(Excerpt from a dataset)
----------------------------------------

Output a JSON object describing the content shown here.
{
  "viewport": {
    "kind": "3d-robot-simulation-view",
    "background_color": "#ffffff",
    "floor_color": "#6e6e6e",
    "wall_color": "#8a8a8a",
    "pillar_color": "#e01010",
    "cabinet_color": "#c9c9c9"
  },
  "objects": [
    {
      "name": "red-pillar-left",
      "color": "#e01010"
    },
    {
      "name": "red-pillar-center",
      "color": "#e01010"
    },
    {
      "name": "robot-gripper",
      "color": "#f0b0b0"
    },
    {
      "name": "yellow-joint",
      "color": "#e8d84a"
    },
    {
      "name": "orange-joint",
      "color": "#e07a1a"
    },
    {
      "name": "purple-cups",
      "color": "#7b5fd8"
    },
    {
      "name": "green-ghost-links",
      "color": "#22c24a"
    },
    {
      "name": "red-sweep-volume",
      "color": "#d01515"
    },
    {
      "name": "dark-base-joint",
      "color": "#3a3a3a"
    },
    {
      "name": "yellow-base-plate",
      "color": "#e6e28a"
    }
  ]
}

----------------------------------------

_JOB_. Your task is to list each line of the records with the word "base".

_RESULT OF THE EXERCISE_.
      "name": "dark-base-joint",
      "name": "yellow-base-plate",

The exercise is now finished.